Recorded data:
+===+
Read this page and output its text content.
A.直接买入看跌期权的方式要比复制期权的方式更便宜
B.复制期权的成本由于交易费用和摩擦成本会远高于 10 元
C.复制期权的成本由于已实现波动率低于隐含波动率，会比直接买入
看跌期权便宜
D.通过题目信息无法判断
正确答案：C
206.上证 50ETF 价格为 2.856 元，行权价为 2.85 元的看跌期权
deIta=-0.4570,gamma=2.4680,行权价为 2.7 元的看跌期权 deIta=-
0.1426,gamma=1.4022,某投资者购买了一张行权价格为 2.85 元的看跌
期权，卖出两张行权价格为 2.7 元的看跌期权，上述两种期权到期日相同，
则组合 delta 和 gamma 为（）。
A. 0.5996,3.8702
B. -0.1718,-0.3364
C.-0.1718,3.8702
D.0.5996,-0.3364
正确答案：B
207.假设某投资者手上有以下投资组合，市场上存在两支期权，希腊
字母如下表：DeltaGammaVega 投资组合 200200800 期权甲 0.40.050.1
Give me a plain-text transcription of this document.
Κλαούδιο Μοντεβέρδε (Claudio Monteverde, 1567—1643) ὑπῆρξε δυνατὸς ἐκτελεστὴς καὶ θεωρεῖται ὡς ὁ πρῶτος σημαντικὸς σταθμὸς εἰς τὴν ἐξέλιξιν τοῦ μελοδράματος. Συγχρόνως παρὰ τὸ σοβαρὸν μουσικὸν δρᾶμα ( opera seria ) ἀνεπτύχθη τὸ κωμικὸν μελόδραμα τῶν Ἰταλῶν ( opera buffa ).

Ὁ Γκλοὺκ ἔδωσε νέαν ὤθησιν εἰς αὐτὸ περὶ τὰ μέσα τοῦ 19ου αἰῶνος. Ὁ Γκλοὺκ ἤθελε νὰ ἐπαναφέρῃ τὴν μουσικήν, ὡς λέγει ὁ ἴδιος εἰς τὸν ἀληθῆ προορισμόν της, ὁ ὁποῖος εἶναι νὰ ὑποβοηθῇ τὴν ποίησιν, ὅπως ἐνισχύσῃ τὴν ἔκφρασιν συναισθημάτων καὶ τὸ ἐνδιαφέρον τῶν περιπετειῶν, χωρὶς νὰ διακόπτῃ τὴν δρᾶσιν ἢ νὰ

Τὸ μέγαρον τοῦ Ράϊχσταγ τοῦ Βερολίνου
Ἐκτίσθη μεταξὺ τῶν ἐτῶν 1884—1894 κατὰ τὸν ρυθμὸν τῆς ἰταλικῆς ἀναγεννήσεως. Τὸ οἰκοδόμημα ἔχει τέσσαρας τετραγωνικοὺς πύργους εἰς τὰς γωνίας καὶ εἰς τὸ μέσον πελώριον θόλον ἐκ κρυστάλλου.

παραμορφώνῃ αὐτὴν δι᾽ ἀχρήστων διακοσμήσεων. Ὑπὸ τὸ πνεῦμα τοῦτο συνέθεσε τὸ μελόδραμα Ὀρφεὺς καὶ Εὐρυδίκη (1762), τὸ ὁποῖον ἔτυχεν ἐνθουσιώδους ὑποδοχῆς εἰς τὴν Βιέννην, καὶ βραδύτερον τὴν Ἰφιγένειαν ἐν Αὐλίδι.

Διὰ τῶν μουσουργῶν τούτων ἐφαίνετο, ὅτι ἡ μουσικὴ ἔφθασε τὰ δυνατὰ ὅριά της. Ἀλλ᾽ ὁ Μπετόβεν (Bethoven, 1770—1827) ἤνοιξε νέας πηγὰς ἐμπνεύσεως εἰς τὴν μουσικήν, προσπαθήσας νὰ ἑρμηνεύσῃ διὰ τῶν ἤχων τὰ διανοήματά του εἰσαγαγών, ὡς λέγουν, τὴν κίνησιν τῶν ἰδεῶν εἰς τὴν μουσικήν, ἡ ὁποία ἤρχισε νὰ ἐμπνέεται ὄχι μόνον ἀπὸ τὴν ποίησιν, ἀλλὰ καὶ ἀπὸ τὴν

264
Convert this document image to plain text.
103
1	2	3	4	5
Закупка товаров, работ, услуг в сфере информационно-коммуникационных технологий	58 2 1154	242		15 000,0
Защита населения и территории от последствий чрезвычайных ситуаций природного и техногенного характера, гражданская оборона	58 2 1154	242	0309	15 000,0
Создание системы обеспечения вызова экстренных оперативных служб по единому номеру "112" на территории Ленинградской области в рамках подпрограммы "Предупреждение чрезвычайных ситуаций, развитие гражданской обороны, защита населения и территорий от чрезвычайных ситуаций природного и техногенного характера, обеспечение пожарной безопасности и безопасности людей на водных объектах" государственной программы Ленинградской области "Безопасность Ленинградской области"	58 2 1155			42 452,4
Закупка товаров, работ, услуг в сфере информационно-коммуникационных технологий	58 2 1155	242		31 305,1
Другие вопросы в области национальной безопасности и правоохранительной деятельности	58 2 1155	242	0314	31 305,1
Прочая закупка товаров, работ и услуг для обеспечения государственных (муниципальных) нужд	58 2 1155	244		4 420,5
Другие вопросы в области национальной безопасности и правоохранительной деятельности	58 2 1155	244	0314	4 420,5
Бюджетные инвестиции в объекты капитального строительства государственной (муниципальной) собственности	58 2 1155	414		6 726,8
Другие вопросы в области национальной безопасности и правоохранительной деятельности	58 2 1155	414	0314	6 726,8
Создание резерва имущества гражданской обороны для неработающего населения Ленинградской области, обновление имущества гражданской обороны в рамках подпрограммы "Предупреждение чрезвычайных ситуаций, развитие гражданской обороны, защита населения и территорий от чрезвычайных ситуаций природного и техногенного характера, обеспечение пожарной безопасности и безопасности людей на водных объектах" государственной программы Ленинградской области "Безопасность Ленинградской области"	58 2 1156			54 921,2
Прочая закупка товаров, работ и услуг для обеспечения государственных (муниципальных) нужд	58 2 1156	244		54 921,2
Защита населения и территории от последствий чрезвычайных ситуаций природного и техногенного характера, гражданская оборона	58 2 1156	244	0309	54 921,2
+===+
EXERCISE:
Retype every entry above, word for word.

FINISHED TASK:
Read this page and output its text content.
A.直接买入看跌期权的方式要比复制期权的方式更便宜
B.复制期权的成本由于交易费用和摩擦成本会远高于 10 元
C.复制期权的成本由于已实现波动率低于隐含波动率，会比直接买入
看跌期权便宜
D.通过题目信息无法判断
正确答案：C
206.上证 50ETF 价格为 2.856 元，行权价为 2.85 元的看跌期权
deIta=-0.4570,gamma=2.4680,行权价为 2.7 元的看跌期权 deIta=-
0.1426,gamma=1.4022,某投资者购买了一张行权价格为 2.85 元的看跌
期权，卖出两张行权价格为 2.7 元的看跌期权，上述两种期权到期日相同，
则组合 delta 和 gamma 为（）。
A. 0.5996,3.8702
B. -0.1718,-0.3364
C.-0.1718,3.8702
D.0.5996,-0.3364
正确答案：B
207.假设某投资者手上有以下投资组合，市场上存在两支期权，希腊
字母如下表：DeltaGammaVega 投资组合 200200800 期权甲 0.40.050.1
Give me a plain-text transcription of this document.
Κλαούδιο Μοντεβέρδε (Claudio Monteverde, 1567—1643) ὑπῆρξε δυνατὸς ἐκτελεστὴς καὶ θεωρεῖται ὡς ὁ πρῶτος σημαντικὸς σταθμὸς εἰς τὴν ἐξέλιξιν τοῦ μελοδράματος. Συγχρόνως παρὰ τὸ σοβαρὸν μουσικὸν δρᾶμα ( opera seria ) ἀνεπτύχθη τὸ κωμικὸν μελόδραμα τῶν Ἰταλῶν ( opera buffa ).

Ὁ Γκλοὺκ ἔδωσε νέαν ὤθησιν εἰς αὐτὸ περὶ τὰ μέσα τοῦ 19ου αἰῶνος. Ὁ Γκλοὺκ ἤθελε νὰ ἐπαναφέρῃ τὴν μουσικήν, ὡς λέγει ὁ ἴδιος εἰς τὸν ἀληθῆ προορισμόν της, ὁ ὁποῖος εἶναι νὰ ὑποβοηθῇ τὴν ποίησιν, ὅπως ἐνισχύσῃ τὴν ἔκφρασιν συναισθημάτων καὶ τὸ ἐνδιαφέρον τῶν περιπετειῶν, χωρὶς νὰ διακόπτῃ τὴν δρᾶσιν ἢ νὰ

Τὸ μέγαρον τοῦ Ράϊχσταγ τοῦ Βερολίνου
Ἐκτίσθη μεταξὺ τῶν ἐτῶν 1884—1894 κατὰ τὸν ρυθμὸν τῆς ἰταλικῆς ἀναγεννήσεως. Τὸ οἰκοδόμημα ἔχει τέσσαρας τετραγωνικοὺς πύργους εἰς τὰς γωνίας καὶ εἰς τὸ μέσον πελώριον θόλον ἐκ κρυστάλλου.

παραμορφώνῃ αὐτὴν δι᾽ ἀχρήστων διακοσμήσεων. Ὑπὸ τὸ πνεῦμα τοῦτο συνέθεσε τὸ μελόδραμα Ὀρφεὺς καὶ Εὐρυδίκη (1762), τὸ ὁποῖον ἔτυχεν ἐνθουσιώδους ὑποδοχῆς εἰς τὴν Βιέννην, καὶ βραδύτερον τὴν Ἰφιγένειαν ἐν Αὐλίδι.

Διὰ τῶν μουσουργῶν τούτων ἐφαίνετο, ὅτι ἡ μουσικὴ ἔφθασε τὰ δυνατὰ ὅριά της. Ἀλλ᾽ ὁ Μπετόβεν (Bethoven, 1770—1827) ἤνοιξε νέας πηγὰς ἐμπνεύσεως εἰς τὴν μουσικήν, προσπαθήσας νὰ ἑρμηνεύσῃ διὰ τῶν ἤχων τὰ διανοήματά του εἰσαγαγών, ὡς λέγουν, τὴν κίνησιν τῶν ἰδεῶν εἰς τὴν μουσικήν, ἡ ὁποία ἤρχισε νὰ ἐμπνέεται ὄχι μόνον ἀπὸ τὴν ποίησιν, ἀλλὰ καὶ ἀπὸ τὴν

264
Convert this document image to plain text.
103
1	2	3	4	5
Закупка товаров, работ, услуг в сфере информационно-коммуникационных технологий	58 2 1154	242		15 000,0
Защита населения и территории от последствий чрезвычайных ситуаций природного и техногенного характера, гражданская оборона	58 2 1154	242	0309	15 000,0
Создание системы обеспечения вызова экстренных оперативных служб по единому номеру "112" на территории Ленинградской области в рамках подпрограммы "Предупреждение чрезвычайных ситуаций, развитие гражданской обороны, защита населения и территорий от чрезвычайных ситуаций природного и техногенного характера, обеспечение пожарной безопасности и безопасности людей на водных объектах" государственной программы Ленинградской области "Безопасность Ленинградской области"	58 2 1155			42 452,4
Закупка товаров, работ, услуг в сфере информационно-коммуникационных технологий	58 2 1155	242		31 305,1
Другие вопросы в области национальной безопасности и правоохранительной деятельности	58 2 1155	242	0314	31 305,1
Прочая закупка товаров, работ и услуг для обеспечения государственных (муниципальных) нужд	58 2 1155	244		4 420,5
Другие вопросы в области национальной безопасности и правоохранительной деятельности	58 2 1155	244	0314	4 420,5
Бюджетные инвестиции в объекты капитального строительства государственной (муниципальной) собственности	58 2 1155	414		6 726,8
Другие вопросы в области национальной безопасности и правоохранительной деятельности	58 2 1155	414	0314	6 726,8
Создание резерва имущества гражданской обороны для неработающего населения Ленинградской области, обновление имущества гражданской обороны в рамках подпрограммы "Предупреждение чрезвычайных ситуаций, развитие гражданской обороны, защита населения и территорий от чрезвычайных ситуаций природного и техногенного характера, обеспечение пожарной безопасности и безопасности людей на водных объектах" государственной программы Ленинградской области "Безопасность Ленинградской области"	58 2 1156			54 921,2
Прочая закупка товаров, работ и услуг для обеспечения государственных (муниципальных) нужд	58 2 1156	244		54 921,2
Защита населения и территории от последствий чрезвычайных ситуаций природного и техногенного характера, гражданская оборона	58 2 1156	244	0309	54 921,2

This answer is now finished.